- [Description of the task]
Give back the entire listing verbatim.

Entries from a dataset
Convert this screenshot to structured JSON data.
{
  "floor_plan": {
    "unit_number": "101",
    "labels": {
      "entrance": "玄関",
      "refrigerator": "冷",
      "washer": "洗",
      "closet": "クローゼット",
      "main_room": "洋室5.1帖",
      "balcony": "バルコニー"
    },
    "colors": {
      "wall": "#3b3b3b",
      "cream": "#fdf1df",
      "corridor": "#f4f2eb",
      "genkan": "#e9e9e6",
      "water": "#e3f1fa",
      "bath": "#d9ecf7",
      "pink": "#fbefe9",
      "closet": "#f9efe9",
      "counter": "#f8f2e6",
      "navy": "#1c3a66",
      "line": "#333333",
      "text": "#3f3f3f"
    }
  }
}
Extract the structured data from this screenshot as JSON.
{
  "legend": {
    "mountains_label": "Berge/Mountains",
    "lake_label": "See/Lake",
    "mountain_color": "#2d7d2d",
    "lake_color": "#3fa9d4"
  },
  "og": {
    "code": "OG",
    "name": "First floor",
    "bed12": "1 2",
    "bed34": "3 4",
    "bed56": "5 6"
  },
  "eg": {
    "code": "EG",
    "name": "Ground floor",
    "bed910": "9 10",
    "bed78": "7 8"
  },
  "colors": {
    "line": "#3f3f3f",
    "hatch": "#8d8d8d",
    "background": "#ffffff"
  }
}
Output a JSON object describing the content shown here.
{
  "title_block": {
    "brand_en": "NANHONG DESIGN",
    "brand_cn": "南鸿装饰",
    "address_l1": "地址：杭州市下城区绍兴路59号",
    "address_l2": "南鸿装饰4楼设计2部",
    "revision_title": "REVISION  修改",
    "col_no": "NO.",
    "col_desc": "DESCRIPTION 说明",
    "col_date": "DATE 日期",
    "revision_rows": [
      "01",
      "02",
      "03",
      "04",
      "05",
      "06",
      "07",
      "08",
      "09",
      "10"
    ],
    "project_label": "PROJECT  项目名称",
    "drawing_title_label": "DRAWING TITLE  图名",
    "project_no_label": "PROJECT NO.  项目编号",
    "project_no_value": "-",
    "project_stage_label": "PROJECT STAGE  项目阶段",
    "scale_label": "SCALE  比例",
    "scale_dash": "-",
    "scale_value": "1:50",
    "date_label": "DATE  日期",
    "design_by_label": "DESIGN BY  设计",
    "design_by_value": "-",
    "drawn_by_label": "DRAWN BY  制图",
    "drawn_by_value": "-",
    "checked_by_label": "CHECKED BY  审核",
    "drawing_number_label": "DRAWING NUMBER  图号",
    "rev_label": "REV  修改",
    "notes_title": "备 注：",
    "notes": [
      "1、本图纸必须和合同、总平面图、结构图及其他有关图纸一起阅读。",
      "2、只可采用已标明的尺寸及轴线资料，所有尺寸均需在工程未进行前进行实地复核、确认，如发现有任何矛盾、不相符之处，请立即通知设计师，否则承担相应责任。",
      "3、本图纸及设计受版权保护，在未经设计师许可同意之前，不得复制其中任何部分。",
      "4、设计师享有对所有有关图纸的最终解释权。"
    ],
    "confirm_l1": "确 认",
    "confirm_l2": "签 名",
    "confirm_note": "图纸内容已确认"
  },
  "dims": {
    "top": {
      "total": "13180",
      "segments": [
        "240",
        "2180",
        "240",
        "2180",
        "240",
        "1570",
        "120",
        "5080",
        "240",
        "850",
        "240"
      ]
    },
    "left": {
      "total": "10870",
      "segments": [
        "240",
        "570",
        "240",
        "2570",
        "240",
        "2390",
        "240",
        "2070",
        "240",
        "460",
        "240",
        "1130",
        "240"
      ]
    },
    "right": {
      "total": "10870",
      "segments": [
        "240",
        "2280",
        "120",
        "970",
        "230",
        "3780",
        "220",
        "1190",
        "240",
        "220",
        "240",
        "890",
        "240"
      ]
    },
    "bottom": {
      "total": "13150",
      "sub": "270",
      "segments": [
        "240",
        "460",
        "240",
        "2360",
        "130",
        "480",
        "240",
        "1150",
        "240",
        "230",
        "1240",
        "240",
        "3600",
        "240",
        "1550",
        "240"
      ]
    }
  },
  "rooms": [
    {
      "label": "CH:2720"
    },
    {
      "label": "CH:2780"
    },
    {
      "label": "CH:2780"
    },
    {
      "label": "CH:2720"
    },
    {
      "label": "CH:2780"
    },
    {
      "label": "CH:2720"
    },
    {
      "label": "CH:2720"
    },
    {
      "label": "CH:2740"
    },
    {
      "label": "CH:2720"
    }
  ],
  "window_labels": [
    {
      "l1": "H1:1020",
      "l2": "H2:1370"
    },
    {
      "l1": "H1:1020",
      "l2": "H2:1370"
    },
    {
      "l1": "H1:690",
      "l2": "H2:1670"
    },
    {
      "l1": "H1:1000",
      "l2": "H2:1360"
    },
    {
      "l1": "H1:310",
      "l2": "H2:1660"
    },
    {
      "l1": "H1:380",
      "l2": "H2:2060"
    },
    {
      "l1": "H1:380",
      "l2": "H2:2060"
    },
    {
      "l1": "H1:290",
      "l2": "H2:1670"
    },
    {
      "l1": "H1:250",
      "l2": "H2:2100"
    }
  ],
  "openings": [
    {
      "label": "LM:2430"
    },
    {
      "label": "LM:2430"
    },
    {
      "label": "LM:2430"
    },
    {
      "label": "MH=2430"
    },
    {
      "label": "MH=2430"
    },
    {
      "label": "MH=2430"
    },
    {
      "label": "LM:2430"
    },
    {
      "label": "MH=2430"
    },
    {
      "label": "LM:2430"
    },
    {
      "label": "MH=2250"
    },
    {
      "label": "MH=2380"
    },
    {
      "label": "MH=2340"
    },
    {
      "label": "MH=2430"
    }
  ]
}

- [Result of this task]
Convert this screenshot to structured JSON data.
{
  "floor_plan": {
    "unit_number": "101",
    "labels": {
      "entrance": "玄関",
      "refrigerator": "冷",
      "washer": "洗",
      "closet": "クローゼット",
      "main_room": "洋室5.1帖",
      "balcony": "バルコニー"
    },
    "colors": {
      "wall": "#3b3b3b",
      "cream": "#fdf1df",
      "corridor": "#f4f2eb",
      "genkan": "#e9e9e6",
      "water": "#e3f1fa",
      "bath": "#d9ecf7",
      "pink": "#fbefe9",
      "closet": "#f9efe9",
      "counter": "#f8f2e6",
      "navy": "#1c3a66",
      "line": "#333333",
      "text": "#3f3f3f"
    }
  }
}
Extract the structured data from this screenshot as JSON.
{
  "legend": {
    "mountains_label": "Berge/Mountains",
    "lake_label": "See/Lake",
    "mountain_color": "#2d7d2d",
    "lake_color": "#3fa9d4"
  },
  "og": {
    "code": "OG",
    "name": "First floor",
    "bed12": "1 2",
    "bed34": "3 4",
    "bed56": "5 6"
  },
  "eg": {
    "code": "EG",
    "name": "Ground floor",
    "bed910": "9 10",
    "bed78": "7 8"
  },
  "colors": {
    "line": "#3f3f3f",
    "hatch": "#8d8d8d",
    "background": "#ffffff"
  }
}
Output a JSON object describing the content shown here.
{
  "title_block": {
    "brand_en": "NANHONG DESIGN",
    "brand_cn": "南鸿装饰",
    "address_l1": "地址：杭州市下城区绍兴路59号",
    "address_l2": "南鸿装饰4楼设计2部",
    "revision_title": "REVISION  修改",
    "col_no": "NO.",
    "col_desc": "DESCRIPTION 说明",
    "col_date": "DATE 日期",
    "revision_rows": [
      "01",
      "02",
      "03",
      "04",
      "05",
      "06",
      "07",
      "08",
      "09",
      "10"
    ],
    "project_label": "PROJECT  项目名称",
    "drawing_title_label": "DRAWING TITLE  图名",
    "project_no_label": "PROJECT NO.  项目编号",
    "project_no_value": "-",
    "project_stage_label": "PROJECT STAGE  项目阶段",
    "scale_label": "SCALE  比例",
    "scale_dash": "-",
    "scale_value": "1:50",
    "date_label": "DATE  日期",
    "design_by_label": "DESIGN BY  设计",
    "design_by_value": "-",
    "drawn_by_label": "DRAWN BY  制图",
    "drawn_by_value": "-",
    "checked_by_label": "CHECKED BY  审核",
    "drawing_number_label": "DRAWING NUMBER  图号",
    "rev_label": "REV  修改",
    "notes_title": "备 注：",
    "notes": [
      "1、本图纸必须和合同、总平面图、结构图及其他有关图纸一起阅读。",
      "2、只可采用已标明的尺寸及轴线资料，所有尺寸均需在工程未进行前进行实地复核、确认，如发现有任何矛盾、不相符之处，请立即通知设计师，否则承担相应责任。",
      "3、本图纸及设计受版权保护，在未经设计师许可同意之前，不得复制其中任何部分。",
      "4、设计师享有对所有有关图纸的最终解释权。"
    ],
    "confirm_l1": "确 认",
    "confirm_l2": "签 名",
    "confirm_note": "图纸内容已确认"
  },
  "dims": {
    "top": {
      "total": "13180",
      "segments": [
        "240",
        "2180",
        "240",
        "2180",
        "240",
        "1570",
        "120",
        "5080",
        "240",
        "850",
        "240"
      ]
    },
    "left": {
      "total": "10870",
      "segments": [
        "240",
        "570",
        "240",
        "2570",
        "240",
        "2390",
        "240",
        "2070",
        "240",
        "460",
        "240",
        "1130",
        "240"
      ]
    },
    "right": {
      "total": "10870",
      "segments": [
        "240",
        "2280",
        "120",
        "970",
        "230",
        "3780",
        "220",
        "1190",
        "240",
        "220",
        "240",
        "890",
        "240"
      ]
    },
    "bottom": {
      "total": "13150",
      "sub": "270",
      "segments": [
        "240",
        "460",
        "240",
        "2360",
        "130",
        "480",
        "240",
        "1150",
        "240",
        "230",
        "1240",
        "240",
        "3600",
        "240",
        "1550",
        "240"
      ]
    }
  },
  "rooms": [
    {
      "label": "CH:2720"
    },
    {
      "label": "CH:2780"
    },
    {
      "label": "CH:2780"
    },
    {
      "label": "CH:2720"
    },
    {
      "label": "CH:2780"
    },
    {
      "label": "CH:2720"
    },
    {
      "label": "CH:2720"
    },
    {
      "label": "CH:2740"
    },
    {
      "label": "CH:2720"
    }
  ],
  "window_labels": [
    {
      "l1": "H1:1020",
      "l2": "H2:1370"
    },
    {
      "l1": "H1:1020",
      "l2": "H2:1370"
    },
    {
      "l1": "H1:690",
      "l2": "H2:1670"
    },
    {
      "l1": "H1:1000",
      "l2": "H2:1360"
    },
    {
      "l1": "H1:310",
      "l2": "H2:1660"
    },
    {
      "l1": "H1:380",
      "l2": "H2:2060"
    },
    {
      "l1": "H1:380",
      "l2": "H2:2060"
    },
    {
      "l1": "H1:290",
      "l2": "H2:1670"
    },
    {
      "l1": "H1:250",
      "l2": "H2:2100"
    }
  ],
  "openings": [
    {
      "label": "LM:2430"
    },
    {
      "label": "LM:2430"
    },
    {
      "label": "LM:2430"
    },
    {
      "label": "MH=2430"
    },
    {
      "label": "MH=2430"
    },
    {
      "label": "MH=2430"
    },
    {
      "label": "LM:2430"
    },
    {
      "label": "MH=2430"
    },
    {
      "label": "LM:2430"
    },
    {
      "label": "MH=2250"
    },
    {
      "label": "MH=2380"
    },
    {
      "label": "MH=2340"
    },
    {
      "label": "MH=2430"
    }
  ]
}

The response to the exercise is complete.